*WHAT TO DO*
In the listing below, find every line containing "Admit" and copy it out.

═══ DATA ENTRIES

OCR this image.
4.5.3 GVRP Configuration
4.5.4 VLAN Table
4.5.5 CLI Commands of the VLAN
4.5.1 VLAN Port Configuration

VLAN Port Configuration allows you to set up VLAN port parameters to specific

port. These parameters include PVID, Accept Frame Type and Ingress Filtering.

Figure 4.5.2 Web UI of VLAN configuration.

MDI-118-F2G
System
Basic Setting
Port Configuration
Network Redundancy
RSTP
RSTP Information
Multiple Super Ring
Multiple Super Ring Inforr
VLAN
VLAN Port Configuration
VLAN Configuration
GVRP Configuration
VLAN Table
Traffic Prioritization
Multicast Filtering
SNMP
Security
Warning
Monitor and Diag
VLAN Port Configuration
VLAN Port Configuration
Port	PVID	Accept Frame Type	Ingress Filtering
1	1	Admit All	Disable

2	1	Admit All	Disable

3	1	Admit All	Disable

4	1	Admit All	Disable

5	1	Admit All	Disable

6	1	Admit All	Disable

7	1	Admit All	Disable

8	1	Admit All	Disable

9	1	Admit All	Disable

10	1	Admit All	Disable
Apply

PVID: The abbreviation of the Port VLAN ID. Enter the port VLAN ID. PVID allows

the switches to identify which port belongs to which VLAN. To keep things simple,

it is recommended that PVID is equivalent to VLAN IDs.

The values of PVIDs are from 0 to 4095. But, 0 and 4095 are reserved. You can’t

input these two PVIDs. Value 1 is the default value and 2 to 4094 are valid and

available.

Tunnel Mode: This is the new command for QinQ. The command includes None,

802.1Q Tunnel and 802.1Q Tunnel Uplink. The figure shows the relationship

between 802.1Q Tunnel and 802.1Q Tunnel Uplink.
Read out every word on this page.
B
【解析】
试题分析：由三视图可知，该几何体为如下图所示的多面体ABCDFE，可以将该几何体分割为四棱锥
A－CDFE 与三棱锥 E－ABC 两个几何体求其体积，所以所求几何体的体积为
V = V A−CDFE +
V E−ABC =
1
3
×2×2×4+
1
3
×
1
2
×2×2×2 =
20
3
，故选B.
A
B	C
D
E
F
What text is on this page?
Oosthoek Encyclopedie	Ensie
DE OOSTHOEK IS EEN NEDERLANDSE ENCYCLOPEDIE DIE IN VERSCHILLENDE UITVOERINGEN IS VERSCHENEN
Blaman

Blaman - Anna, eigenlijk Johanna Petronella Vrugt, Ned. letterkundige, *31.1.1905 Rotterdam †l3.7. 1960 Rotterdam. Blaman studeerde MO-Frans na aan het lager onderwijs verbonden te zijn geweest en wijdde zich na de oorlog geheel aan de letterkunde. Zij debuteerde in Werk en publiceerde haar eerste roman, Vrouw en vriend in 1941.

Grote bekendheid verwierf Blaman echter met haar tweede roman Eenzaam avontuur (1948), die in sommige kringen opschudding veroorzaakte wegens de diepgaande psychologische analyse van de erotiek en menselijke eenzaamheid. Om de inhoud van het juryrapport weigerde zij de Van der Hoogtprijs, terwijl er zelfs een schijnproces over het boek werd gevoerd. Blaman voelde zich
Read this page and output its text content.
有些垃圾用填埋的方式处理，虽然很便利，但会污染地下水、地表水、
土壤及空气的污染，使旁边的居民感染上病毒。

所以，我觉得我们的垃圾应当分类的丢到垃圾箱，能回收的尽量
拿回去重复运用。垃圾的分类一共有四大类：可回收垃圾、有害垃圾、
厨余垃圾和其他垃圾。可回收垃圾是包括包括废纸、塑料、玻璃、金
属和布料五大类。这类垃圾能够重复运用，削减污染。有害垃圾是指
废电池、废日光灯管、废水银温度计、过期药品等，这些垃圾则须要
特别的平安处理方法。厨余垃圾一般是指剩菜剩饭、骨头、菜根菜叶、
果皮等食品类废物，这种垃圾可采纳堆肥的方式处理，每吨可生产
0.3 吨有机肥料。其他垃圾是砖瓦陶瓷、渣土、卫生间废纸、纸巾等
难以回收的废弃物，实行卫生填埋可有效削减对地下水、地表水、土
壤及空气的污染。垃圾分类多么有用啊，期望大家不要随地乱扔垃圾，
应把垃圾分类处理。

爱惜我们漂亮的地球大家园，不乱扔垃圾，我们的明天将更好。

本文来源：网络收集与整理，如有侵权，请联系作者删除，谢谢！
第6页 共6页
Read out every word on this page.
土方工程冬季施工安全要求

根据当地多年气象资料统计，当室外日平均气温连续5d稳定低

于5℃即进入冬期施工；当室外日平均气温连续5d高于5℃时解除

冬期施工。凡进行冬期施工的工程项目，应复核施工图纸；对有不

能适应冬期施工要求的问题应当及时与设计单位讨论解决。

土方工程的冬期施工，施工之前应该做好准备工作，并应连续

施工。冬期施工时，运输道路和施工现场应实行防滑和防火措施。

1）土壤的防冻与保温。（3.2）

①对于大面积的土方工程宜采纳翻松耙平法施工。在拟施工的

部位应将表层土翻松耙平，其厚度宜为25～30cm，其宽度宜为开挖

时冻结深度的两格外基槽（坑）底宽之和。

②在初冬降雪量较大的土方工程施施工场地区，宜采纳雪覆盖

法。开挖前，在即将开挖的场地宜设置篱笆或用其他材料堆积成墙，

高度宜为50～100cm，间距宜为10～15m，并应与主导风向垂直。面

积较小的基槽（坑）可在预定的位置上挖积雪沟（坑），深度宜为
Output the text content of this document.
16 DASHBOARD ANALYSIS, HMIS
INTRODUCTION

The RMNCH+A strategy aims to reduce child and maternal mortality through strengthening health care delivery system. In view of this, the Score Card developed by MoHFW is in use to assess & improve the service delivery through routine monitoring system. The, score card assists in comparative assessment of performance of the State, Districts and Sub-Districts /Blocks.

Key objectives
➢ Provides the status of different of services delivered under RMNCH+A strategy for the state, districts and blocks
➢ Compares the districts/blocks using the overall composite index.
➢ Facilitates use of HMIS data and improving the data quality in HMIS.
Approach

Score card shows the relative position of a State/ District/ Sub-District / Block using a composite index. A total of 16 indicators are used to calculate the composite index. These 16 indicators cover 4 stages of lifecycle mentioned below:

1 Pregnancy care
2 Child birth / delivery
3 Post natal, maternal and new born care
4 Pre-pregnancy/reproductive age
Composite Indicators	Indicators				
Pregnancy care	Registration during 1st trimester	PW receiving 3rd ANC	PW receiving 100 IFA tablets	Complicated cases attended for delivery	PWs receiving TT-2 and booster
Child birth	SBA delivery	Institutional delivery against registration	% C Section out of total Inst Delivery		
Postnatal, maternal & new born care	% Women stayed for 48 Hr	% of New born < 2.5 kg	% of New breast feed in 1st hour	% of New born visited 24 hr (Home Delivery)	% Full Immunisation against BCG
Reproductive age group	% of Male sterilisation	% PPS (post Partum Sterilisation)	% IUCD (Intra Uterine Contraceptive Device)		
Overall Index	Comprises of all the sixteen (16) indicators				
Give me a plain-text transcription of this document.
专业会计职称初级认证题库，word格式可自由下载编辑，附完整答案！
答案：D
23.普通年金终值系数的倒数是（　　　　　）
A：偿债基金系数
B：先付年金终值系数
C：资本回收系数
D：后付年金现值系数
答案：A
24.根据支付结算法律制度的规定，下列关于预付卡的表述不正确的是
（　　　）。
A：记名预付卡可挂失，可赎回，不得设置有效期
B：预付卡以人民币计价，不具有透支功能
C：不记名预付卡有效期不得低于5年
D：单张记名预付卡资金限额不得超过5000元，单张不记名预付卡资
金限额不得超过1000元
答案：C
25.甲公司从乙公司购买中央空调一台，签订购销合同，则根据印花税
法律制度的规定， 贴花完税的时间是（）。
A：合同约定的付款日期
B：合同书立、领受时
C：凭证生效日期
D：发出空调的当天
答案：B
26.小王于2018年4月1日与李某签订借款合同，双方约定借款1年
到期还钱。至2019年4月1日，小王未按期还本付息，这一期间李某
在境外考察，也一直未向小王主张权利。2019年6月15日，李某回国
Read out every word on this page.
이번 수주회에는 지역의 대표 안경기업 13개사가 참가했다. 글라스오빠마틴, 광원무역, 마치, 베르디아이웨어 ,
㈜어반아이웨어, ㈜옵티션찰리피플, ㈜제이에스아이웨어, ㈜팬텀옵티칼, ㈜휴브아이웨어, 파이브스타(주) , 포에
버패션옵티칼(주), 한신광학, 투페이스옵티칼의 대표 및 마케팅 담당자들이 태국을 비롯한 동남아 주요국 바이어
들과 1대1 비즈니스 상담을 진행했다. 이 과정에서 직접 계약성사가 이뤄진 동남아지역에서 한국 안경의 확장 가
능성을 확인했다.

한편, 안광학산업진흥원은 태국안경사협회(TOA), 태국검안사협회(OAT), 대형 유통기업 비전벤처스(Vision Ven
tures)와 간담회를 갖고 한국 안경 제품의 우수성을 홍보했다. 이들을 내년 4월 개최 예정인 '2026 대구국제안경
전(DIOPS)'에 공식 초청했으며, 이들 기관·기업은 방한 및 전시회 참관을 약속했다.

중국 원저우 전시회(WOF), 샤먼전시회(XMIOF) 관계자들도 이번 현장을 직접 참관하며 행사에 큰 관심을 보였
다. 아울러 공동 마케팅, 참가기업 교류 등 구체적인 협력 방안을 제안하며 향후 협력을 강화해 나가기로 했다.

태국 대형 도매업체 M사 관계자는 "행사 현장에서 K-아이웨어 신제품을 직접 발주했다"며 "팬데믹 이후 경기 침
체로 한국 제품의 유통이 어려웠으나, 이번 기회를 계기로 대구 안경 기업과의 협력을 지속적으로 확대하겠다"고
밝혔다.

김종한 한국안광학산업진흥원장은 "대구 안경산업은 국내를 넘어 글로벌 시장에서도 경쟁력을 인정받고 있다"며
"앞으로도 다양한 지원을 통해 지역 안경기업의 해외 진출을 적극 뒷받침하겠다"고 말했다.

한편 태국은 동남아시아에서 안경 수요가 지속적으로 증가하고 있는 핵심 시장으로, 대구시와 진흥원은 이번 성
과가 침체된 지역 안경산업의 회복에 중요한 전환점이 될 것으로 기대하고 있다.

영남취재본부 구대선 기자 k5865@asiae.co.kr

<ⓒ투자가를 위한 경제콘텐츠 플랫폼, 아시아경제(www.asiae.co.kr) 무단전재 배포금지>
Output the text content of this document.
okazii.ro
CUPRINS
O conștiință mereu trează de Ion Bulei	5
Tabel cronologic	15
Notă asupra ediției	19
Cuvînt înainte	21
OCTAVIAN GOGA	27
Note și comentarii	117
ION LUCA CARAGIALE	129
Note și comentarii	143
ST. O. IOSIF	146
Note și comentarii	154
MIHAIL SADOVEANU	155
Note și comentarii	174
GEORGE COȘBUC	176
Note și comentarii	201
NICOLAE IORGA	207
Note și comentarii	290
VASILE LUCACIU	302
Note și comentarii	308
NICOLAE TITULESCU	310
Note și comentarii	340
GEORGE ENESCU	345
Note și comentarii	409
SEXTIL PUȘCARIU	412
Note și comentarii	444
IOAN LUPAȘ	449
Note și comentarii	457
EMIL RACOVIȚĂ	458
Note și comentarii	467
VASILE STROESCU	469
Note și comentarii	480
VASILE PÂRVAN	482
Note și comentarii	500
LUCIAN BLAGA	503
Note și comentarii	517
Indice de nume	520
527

══════

*SOLUTION TO THE EXERCISE*
1	1	Admit All	Disable
2	1	Admit All	Disable
3	1	Admit All	Disable
4	1	Admit All	Disable
5	1	Admit All	Disable
6	1	Admit All	Disable
7	1	Admit All	Disable
8	1	Admit All	Disable
9	1	Admit All	Disable
10	1	Admit All	Disable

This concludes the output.